(Exercise brief) Can you transcribe every record below exactly as it appears?

(Extracted data)

-.-.-

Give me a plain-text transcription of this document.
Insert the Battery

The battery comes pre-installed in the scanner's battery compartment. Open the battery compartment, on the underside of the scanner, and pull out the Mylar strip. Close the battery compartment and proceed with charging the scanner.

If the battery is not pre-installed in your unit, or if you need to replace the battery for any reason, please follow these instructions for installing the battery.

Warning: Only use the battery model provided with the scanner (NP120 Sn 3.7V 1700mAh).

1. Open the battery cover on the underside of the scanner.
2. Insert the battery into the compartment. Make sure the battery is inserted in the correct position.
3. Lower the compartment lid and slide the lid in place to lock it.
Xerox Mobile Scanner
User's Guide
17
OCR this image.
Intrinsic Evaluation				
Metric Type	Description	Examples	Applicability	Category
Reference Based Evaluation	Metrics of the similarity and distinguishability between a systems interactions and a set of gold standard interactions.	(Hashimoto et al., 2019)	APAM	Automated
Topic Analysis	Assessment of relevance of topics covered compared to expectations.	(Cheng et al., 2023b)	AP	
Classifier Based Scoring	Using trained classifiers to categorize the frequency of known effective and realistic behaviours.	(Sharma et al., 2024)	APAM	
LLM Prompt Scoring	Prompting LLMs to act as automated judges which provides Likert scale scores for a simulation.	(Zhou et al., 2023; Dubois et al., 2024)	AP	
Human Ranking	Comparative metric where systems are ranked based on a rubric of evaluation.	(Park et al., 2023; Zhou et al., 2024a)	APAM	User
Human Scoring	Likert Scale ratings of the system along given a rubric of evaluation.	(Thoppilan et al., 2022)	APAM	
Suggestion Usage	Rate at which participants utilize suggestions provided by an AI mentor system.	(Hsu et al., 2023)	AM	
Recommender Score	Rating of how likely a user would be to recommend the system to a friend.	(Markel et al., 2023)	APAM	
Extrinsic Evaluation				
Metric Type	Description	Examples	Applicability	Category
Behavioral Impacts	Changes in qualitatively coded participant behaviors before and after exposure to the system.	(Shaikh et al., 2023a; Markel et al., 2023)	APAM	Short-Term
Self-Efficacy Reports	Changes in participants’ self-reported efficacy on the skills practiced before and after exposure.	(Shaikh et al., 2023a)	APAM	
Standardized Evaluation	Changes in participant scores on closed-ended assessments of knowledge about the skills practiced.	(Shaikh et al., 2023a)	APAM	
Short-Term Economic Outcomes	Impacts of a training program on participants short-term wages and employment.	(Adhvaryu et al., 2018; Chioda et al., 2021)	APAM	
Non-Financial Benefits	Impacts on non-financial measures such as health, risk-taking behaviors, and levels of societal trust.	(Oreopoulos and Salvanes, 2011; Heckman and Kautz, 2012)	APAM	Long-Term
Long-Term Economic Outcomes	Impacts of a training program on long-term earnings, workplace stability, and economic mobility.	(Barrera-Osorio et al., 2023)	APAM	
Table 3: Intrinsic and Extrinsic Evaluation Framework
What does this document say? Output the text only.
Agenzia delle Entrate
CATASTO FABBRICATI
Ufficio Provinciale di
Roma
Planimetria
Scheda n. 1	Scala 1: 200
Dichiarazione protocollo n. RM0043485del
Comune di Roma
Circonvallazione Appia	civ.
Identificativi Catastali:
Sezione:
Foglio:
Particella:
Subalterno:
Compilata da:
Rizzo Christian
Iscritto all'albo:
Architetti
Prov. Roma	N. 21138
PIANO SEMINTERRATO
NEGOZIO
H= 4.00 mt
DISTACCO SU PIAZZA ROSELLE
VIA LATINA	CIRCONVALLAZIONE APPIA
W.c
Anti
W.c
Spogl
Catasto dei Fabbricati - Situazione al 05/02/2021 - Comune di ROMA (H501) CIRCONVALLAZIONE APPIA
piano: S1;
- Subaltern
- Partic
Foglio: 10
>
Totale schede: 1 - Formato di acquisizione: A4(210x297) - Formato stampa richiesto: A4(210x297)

-.-.-

(Solved problem)
Give me a plain-text transcription of this document.
Insert the Battery

The battery comes pre-installed in the scanner's battery compartment. Open the battery compartment, on the underside of the scanner, and pull out the Mylar strip. Close the battery compartment and proceed with charging the scanner.

If the battery is not pre-installed in your unit, or if you need to replace the battery for any reason, please follow these instructions for installing the battery.

Warning: Only use the battery model provided with the scanner (NP120 Sn 3.7V 1700mAh).

1. Open the battery cover on the underside of the scanner.
2. Insert the battery into the compartment. Make sure the battery is inserted in the correct position.
3. Lower the compartment lid and slide the lid in place to lock it.
Xerox Mobile Scanner
User's Guide
17
OCR this image.
Intrinsic Evaluation				
Metric Type	Description	Examples	Applicability	Category
Reference Based Evaluation	Metrics of the similarity and distinguishability between a systems interactions and a set of gold standard interactions.	(Hashimoto et al., 2019)	APAM	Automated
Topic Analysis	Assessment of relevance of topics covered compared to expectations.	(Cheng et al., 2023b)	AP	
Classifier Based Scoring	Using trained classifiers to categorize the frequency of known effective and realistic behaviours.	(Sharma et al., 2024)	APAM	
LLM Prompt Scoring	Prompting LLMs to act as automated judges which provides Likert scale scores for a simulation.	(Zhou et al., 2023; Dubois et al., 2024)	AP	
Human Ranking	Comparative metric where systems are ranked based on a rubric of evaluation.	(Park et al., 2023; Zhou et al., 2024a)	APAM	User
Human Scoring	Likert Scale ratings of the system along given a rubric of evaluation.	(Thoppilan et al., 2022)	APAM	
Suggestion Usage	Rate at which participants utilize suggestions provided by an AI mentor system.	(Hsu et al., 2023)	AM	
Recommender Score	Rating of how likely a user would be to recommend the system to a friend.	(Markel et al., 2023)	APAM	
Extrinsic Evaluation				
Metric Type	Description	Examples	Applicability	Category
Behavioral Impacts	Changes in qualitatively coded participant behaviors before and after exposure to the system.	(Shaikh et al., 2023a; Markel et al., 2023)	APAM	Short-Term
Self-Efficacy Reports	Changes in participants’ self-reported efficacy on the skills practiced before and after exposure.	(Shaikh et al., 2023a)	APAM	
Standardized Evaluation	Changes in participant scores on closed-ended assessments of knowledge about the skills practiced.	(Shaikh et al., 2023a)	APAM	
Short-Term Economic Outcomes	Impacts of a training program on participants short-term wages and employment.	(Adhvaryu et al., 2018; Chioda et al., 2021)	APAM	
Non-Financial Benefits	Impacts on non-financial measures such as health, risk-taking behaviors, and levels of societal trust.	(Oreopoulos and Salvanes, 2011; Heckman and Kautz, 2012)	APAM	Long-Term
Long-Term Economic Outcomes	Impacts of a training program on long-term earnings, workplace stability, and economic mobility.	(Barrera-Osorio et al., 2023)	APAM	
Table 3: Intrinsic and Extrinsic Evaluation Framework
What does this document say? Output the text only.
Agenzia delle Entrate
CATASTO FABBRICATI
Ufficio Provinciale di
Roma
Planimetria
Scheda n. 1	Scala 1: 200
Dichiarazione protocollo n. RM0043485del
Comune di Roma
Circonvallazione Appia	civ.
Identificativi Catastali:
Sezione:
Foglio:
Particella:
Subalterno:
Compilata da:
Rizzo Christian
Iscritto all'albo:
Architetti
Prov. Roma	N. 21138
PIANO SEMINTERRATO
NEGOZIO
H= 4.00 mt
DISTACCO SU PIAZZA ROSELLE
VIA LATINA	CIRCONVALLAZIONE APPIA
W.c
Anti
W.c
Spogl
Catasto dei Fabbricati - Situazione al 05/02/2021 - Comune di ROMA (H501) CIRCONVALLAZIONE APPIA
piano: S1;
- Subaltern
- Partic
Foglio: 10
>
Totale schede: 1 - Formato di acquisizione: A4(210x297) - Formato stampa richiesto: A4(210x297)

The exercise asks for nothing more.